> [To do]:
Copy the stretch of the listing from its start through the line containing "x-tick-label: 200 xyxy=(635,345,652,353)", swapping "x-tick-label" for "horizontal-tick-label" and leaving everything else unchanged.

Element and region listings:
------

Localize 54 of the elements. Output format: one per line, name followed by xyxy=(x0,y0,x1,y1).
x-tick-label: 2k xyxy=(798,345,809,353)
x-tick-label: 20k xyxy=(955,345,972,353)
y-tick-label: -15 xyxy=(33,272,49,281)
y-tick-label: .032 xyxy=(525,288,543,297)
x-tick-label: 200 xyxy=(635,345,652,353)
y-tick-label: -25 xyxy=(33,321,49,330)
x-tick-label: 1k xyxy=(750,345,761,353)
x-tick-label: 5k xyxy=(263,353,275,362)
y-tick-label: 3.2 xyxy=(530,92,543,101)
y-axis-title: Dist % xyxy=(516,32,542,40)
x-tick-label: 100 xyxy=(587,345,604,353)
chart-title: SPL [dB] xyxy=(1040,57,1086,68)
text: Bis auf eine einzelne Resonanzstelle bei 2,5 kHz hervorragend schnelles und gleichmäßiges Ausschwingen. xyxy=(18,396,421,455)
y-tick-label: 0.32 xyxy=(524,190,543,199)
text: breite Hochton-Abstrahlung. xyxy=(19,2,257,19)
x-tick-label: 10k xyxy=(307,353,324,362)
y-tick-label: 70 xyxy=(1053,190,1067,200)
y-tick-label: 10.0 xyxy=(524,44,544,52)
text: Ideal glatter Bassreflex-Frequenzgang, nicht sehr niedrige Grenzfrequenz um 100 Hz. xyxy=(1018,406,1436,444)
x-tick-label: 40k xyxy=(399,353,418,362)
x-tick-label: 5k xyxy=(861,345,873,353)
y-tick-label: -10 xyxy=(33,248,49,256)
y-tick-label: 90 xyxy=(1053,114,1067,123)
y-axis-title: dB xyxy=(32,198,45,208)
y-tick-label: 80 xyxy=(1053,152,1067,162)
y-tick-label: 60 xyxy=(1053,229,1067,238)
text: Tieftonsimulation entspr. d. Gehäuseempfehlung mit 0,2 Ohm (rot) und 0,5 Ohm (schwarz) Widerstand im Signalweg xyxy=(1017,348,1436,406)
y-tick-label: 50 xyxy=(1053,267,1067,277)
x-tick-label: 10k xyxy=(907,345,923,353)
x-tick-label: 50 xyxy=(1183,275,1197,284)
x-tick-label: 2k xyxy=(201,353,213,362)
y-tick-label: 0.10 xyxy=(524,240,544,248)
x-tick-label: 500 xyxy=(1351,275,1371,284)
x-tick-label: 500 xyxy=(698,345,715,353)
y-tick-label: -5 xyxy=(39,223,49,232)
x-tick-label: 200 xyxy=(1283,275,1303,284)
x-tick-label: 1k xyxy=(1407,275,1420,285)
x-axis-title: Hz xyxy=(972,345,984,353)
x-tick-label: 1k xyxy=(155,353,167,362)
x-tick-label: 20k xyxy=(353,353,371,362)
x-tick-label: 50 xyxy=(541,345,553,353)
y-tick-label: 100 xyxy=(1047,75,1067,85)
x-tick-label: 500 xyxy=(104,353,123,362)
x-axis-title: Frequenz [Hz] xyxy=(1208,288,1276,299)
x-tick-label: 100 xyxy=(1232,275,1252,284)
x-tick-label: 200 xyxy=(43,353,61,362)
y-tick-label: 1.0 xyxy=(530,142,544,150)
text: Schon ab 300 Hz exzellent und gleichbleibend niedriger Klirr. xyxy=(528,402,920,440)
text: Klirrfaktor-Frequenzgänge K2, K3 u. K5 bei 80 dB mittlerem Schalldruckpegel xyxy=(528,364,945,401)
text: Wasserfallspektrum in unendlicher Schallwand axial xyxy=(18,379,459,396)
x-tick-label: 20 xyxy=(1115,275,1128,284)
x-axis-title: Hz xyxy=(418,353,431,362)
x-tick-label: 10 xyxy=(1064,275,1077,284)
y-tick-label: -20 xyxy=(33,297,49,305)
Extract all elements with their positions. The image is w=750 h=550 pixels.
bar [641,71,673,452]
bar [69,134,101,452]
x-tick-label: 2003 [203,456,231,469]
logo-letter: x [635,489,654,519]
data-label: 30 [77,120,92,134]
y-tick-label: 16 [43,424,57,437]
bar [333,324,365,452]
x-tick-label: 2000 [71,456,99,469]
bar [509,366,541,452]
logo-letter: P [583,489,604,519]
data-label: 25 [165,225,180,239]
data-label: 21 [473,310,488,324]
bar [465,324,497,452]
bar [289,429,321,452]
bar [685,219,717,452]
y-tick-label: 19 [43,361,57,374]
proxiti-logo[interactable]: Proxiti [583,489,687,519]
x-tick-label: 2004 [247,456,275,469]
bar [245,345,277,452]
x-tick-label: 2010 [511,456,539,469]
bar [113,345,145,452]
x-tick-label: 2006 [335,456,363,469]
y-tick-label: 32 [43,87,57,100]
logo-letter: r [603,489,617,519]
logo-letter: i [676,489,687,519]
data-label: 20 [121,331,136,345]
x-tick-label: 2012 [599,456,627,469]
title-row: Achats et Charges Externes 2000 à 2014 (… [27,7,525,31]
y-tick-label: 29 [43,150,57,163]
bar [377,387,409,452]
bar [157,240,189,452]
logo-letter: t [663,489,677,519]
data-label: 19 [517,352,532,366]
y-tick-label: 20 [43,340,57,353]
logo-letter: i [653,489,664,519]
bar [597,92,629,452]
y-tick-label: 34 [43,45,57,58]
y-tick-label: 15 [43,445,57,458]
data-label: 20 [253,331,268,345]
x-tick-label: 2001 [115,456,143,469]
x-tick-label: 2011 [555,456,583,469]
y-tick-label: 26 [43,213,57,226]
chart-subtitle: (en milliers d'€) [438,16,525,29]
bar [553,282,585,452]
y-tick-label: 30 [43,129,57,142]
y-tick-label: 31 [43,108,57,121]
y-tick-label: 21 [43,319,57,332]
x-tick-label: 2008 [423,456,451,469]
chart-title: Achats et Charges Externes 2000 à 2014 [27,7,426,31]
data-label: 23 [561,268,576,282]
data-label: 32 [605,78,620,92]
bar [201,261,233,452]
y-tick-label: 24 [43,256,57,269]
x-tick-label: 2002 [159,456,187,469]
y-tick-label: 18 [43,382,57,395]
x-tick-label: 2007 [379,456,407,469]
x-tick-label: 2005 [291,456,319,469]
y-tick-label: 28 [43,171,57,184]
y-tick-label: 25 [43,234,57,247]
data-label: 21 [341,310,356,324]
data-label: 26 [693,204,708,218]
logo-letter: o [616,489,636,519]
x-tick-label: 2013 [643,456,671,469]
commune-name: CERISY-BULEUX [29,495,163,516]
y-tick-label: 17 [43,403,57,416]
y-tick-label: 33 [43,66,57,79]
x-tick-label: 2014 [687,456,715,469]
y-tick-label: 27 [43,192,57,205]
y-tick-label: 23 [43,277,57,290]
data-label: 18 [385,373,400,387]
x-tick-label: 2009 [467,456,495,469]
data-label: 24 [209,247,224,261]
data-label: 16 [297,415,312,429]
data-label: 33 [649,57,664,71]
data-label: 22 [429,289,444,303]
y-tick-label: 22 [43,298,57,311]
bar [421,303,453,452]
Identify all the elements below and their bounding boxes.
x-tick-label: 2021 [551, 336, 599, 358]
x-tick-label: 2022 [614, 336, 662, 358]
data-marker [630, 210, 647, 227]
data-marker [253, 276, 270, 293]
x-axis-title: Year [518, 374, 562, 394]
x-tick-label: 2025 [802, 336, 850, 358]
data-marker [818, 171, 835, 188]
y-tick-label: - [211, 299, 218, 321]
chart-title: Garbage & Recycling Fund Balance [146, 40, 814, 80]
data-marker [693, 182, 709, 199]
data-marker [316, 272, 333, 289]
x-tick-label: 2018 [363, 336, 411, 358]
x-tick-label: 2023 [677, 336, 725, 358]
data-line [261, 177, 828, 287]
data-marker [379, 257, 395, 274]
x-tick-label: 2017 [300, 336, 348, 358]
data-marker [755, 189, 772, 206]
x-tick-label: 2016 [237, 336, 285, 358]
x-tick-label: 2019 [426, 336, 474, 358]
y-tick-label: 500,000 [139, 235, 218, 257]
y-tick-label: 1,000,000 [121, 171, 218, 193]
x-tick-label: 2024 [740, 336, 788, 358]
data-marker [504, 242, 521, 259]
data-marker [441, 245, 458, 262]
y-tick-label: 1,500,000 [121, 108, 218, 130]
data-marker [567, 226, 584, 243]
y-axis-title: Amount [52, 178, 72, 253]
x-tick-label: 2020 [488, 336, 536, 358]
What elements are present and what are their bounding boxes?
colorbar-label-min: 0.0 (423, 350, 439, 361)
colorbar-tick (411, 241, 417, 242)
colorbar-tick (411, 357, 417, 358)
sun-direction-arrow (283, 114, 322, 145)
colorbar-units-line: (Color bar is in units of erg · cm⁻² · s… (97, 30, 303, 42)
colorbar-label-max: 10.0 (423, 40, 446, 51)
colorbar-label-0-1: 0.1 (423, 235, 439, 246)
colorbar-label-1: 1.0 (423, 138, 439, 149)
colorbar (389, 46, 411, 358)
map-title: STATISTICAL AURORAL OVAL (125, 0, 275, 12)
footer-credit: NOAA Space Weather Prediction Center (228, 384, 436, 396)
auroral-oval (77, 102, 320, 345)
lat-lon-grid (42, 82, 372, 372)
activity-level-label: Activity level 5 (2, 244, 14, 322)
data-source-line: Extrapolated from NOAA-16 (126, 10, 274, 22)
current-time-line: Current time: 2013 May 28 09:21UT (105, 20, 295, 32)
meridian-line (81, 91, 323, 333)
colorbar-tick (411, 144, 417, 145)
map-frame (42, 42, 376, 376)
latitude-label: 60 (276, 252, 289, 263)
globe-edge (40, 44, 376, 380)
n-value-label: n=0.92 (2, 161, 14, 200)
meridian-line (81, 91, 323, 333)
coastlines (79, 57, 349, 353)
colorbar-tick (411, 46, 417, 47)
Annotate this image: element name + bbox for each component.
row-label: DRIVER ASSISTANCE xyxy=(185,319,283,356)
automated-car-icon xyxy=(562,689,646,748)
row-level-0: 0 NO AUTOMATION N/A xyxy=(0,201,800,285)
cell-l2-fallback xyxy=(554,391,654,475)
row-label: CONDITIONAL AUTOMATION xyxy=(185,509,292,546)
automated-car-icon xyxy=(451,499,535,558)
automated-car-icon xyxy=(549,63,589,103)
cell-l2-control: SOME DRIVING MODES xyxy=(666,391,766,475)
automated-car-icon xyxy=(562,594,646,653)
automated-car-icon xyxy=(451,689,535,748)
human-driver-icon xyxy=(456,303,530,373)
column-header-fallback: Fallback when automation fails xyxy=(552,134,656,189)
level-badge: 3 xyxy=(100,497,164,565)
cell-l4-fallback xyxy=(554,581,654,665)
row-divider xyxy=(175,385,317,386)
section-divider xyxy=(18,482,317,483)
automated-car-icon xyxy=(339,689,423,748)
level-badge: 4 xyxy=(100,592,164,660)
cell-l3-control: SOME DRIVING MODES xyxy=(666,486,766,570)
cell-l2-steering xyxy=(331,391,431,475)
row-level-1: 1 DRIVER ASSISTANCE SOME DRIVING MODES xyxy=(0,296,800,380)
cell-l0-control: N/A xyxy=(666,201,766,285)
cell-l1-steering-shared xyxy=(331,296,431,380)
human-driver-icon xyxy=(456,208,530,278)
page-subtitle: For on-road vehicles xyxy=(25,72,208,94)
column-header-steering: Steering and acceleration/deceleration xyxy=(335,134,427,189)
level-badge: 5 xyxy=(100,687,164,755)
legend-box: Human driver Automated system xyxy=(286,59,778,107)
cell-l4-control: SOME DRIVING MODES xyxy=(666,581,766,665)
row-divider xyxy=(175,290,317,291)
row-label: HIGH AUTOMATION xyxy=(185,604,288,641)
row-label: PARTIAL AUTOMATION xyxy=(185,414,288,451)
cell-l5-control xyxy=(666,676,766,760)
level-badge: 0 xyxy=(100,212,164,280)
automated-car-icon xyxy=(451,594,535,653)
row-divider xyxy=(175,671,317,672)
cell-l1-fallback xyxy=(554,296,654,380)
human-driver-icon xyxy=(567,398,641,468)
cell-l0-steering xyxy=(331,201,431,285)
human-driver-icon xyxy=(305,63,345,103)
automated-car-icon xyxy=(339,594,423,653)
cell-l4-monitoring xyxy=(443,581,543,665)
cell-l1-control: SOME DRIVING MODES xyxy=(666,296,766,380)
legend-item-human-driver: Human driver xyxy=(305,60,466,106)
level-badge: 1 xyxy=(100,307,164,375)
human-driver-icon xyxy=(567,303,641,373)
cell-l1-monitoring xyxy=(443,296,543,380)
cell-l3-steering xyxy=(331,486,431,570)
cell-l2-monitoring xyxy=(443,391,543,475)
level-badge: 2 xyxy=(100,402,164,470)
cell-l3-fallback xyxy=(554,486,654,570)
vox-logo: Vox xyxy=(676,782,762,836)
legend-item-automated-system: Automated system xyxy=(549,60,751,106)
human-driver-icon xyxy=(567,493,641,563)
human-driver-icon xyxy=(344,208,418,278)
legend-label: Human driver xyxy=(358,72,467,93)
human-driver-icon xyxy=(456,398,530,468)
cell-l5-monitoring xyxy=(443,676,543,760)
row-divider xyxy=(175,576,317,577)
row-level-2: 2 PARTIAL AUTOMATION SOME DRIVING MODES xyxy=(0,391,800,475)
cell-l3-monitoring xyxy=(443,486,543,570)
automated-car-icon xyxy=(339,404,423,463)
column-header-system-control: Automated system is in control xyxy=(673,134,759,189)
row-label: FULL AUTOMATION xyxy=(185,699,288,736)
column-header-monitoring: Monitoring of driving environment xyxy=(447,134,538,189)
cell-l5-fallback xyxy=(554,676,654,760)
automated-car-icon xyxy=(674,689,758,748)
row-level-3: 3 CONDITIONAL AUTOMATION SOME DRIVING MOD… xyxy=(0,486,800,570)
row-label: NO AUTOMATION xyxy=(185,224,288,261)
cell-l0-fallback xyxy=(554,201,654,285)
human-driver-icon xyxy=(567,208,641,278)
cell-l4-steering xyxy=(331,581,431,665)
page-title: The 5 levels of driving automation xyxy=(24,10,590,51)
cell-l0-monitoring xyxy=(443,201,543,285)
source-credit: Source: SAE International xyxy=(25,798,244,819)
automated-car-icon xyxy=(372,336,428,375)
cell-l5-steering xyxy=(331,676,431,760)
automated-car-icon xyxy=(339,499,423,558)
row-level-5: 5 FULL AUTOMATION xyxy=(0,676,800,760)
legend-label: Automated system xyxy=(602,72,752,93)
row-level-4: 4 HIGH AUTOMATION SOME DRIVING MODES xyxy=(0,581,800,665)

------

> [Answer to the exercise]:
Localize 54 of the elements. Output format: one per line, name followed by xyxy=(x0,y0,x1,y1).
horizontal-tick-label: 2k xyxy=(798,345,809,353)
horizontal-tick-label: 20k xyxy=(955,345,972,353)
y-tick-label: -15 xyxy=(33,272,49,281)
y-tick-label: .032 xyxy=(525,288,543,297)
horizontal-tick-label: 200 xyxy=(635,345,652,353)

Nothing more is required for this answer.